● TASK DIRECTIONS:
From the entries below, gather each line containing the word "quasi".

● SUPPLIED INFORMATION:
══════
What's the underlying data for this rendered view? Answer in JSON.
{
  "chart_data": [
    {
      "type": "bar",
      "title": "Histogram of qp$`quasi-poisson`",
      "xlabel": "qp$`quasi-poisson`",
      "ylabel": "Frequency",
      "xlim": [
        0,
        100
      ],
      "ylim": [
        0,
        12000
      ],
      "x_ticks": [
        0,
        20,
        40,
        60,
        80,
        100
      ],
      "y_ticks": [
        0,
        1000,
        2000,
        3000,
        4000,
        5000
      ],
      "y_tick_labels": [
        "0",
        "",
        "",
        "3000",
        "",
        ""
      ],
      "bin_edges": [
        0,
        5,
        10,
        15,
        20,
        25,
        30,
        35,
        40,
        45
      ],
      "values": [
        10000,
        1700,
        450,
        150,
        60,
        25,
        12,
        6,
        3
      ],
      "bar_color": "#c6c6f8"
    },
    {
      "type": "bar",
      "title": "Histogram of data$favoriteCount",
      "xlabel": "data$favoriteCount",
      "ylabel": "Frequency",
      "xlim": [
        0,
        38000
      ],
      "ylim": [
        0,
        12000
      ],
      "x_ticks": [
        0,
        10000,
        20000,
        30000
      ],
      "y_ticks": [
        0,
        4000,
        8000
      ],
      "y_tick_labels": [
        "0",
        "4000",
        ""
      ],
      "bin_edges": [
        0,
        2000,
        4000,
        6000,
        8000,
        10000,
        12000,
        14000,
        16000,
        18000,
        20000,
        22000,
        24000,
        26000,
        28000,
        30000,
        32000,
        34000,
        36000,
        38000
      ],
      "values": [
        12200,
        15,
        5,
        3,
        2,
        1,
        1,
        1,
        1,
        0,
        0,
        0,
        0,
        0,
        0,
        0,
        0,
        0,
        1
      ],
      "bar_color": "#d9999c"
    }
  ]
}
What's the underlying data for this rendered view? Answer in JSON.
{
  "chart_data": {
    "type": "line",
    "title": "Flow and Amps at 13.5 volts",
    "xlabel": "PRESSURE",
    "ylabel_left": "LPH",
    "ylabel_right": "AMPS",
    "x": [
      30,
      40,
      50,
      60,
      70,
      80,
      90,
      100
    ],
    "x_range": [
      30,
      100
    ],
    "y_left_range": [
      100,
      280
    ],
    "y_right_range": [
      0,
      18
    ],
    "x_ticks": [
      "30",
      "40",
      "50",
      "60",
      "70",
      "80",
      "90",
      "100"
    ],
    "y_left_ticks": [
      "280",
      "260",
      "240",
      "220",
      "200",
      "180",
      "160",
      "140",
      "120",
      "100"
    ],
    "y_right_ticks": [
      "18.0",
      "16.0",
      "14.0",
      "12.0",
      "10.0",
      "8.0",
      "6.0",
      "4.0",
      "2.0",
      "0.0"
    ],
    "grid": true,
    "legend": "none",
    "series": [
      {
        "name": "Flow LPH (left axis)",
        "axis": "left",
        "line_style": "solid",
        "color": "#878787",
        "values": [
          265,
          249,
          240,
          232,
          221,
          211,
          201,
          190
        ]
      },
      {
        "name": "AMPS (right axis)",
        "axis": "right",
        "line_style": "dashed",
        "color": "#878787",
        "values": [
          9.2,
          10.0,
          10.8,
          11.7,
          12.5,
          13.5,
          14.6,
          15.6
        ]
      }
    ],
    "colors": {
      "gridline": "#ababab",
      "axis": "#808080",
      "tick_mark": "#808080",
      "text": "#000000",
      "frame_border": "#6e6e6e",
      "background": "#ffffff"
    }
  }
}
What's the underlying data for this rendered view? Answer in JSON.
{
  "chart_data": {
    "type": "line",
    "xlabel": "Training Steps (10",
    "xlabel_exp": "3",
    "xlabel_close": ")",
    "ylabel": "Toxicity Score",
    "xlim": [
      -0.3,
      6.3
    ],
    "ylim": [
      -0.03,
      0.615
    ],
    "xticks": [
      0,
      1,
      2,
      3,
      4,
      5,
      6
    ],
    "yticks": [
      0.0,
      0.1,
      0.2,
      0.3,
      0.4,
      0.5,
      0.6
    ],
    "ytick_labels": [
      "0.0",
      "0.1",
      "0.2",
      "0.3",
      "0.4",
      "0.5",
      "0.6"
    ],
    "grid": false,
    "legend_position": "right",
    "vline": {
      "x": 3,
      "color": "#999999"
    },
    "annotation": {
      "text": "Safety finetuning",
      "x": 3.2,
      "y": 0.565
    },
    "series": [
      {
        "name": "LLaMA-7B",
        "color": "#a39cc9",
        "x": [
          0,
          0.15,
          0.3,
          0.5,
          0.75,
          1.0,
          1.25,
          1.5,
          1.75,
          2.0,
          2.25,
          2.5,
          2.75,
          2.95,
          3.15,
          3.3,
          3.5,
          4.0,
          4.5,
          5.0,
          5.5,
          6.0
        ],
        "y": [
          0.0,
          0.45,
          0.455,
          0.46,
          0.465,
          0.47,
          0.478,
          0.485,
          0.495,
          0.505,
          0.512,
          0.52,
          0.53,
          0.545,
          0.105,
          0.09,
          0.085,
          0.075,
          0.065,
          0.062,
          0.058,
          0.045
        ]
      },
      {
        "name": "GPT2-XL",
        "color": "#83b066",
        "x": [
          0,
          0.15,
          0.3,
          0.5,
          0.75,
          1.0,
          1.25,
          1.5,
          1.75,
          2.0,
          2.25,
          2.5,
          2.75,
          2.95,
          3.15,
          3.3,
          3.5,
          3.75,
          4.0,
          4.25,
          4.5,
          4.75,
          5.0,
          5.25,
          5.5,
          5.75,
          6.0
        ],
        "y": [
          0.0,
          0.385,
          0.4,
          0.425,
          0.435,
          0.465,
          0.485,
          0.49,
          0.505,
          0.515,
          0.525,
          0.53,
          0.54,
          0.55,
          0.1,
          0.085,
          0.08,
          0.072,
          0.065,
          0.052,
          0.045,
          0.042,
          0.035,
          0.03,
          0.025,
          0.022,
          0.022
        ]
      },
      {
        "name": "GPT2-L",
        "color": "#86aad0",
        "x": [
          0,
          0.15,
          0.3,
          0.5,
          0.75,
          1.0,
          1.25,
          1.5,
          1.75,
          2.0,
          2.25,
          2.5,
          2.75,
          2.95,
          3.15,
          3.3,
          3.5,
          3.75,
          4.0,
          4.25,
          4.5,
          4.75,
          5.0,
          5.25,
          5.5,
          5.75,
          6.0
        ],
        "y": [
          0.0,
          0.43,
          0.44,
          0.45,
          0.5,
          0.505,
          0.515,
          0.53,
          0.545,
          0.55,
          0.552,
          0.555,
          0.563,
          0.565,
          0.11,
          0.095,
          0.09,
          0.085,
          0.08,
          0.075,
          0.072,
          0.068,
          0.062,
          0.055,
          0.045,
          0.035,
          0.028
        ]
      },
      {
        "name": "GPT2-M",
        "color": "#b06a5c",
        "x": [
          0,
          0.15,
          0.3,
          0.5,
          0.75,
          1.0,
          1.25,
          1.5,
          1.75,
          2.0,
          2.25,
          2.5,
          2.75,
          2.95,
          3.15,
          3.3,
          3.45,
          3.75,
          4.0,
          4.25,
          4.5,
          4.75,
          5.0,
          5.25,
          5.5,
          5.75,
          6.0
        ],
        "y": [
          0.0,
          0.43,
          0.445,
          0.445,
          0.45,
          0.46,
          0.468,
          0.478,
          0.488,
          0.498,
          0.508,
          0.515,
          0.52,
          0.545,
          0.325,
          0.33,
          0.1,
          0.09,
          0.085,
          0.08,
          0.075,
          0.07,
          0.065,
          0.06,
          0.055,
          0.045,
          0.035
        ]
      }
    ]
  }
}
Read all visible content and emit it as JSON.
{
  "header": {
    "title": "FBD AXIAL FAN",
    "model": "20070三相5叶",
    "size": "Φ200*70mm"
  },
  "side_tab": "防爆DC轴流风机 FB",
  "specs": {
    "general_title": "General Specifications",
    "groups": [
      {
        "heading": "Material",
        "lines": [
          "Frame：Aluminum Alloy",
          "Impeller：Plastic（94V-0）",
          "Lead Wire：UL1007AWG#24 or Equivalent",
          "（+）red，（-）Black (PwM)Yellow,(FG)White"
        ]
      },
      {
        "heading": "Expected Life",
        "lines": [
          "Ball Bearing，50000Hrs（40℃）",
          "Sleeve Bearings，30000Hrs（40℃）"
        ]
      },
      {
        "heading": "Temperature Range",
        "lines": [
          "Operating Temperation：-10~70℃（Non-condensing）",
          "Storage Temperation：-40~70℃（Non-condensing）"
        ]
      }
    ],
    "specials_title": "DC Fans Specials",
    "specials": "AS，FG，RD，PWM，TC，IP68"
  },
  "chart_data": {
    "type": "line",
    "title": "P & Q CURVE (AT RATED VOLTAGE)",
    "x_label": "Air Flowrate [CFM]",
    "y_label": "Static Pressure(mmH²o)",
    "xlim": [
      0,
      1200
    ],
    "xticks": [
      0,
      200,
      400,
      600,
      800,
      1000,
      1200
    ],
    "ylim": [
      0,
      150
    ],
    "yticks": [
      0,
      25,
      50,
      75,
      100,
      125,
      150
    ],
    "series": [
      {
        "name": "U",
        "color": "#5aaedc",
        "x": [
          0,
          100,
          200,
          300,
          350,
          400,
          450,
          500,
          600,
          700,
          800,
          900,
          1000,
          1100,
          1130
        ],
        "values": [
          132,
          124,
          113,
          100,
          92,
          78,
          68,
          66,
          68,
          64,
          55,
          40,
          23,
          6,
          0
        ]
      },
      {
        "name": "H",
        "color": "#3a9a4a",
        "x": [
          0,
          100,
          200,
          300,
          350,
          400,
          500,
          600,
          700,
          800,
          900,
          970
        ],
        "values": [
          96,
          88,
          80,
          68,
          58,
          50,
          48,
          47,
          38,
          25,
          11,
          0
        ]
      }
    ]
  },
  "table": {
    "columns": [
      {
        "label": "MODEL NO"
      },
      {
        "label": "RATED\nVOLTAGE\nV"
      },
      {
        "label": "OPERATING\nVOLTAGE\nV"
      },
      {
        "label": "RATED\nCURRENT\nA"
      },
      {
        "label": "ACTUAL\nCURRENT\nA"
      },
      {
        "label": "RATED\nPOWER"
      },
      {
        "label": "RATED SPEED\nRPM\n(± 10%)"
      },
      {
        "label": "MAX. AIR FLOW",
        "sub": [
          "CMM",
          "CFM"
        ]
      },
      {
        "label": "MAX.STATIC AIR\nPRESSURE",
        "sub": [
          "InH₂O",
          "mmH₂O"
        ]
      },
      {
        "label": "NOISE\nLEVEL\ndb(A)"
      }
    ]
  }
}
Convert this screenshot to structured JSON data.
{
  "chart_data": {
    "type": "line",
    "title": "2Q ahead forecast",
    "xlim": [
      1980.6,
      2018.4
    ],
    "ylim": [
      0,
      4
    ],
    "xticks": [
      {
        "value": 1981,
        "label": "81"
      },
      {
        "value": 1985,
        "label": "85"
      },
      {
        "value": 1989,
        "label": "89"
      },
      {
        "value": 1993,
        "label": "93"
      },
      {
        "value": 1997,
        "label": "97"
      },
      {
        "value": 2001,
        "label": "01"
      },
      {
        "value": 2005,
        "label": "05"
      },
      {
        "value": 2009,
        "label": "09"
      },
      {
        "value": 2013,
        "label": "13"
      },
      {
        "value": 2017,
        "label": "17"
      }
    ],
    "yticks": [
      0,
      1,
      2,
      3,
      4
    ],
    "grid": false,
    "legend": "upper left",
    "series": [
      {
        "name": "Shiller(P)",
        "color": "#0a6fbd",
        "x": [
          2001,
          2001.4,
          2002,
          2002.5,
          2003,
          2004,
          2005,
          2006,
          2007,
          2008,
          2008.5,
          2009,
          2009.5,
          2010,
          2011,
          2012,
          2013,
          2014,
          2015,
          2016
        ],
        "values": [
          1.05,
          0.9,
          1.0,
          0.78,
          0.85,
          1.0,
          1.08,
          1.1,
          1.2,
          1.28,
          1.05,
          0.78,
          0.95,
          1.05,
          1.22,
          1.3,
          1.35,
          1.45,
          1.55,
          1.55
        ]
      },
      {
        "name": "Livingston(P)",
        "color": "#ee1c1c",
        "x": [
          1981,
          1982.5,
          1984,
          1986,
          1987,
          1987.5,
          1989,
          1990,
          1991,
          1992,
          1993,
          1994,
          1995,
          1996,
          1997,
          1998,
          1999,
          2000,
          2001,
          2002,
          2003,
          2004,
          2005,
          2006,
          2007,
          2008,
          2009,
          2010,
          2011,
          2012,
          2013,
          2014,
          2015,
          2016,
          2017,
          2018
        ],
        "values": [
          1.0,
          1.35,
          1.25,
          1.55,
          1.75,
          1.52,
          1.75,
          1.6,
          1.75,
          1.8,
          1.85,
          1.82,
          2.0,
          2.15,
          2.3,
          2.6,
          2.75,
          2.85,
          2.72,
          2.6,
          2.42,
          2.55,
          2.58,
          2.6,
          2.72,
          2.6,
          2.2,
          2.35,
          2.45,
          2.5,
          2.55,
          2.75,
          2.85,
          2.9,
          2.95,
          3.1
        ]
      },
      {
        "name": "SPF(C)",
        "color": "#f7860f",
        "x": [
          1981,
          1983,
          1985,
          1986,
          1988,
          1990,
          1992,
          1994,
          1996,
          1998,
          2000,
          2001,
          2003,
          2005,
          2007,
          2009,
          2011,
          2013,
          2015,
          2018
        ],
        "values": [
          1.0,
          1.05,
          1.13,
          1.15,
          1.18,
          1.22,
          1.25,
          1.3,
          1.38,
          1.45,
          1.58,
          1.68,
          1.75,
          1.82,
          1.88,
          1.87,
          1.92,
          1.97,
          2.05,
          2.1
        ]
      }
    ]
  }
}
══════
● ANSWER:
      "title": "Histogram of qp$`quasi-poisson`",
      "xlabel": "qp$`quasi-poisson`",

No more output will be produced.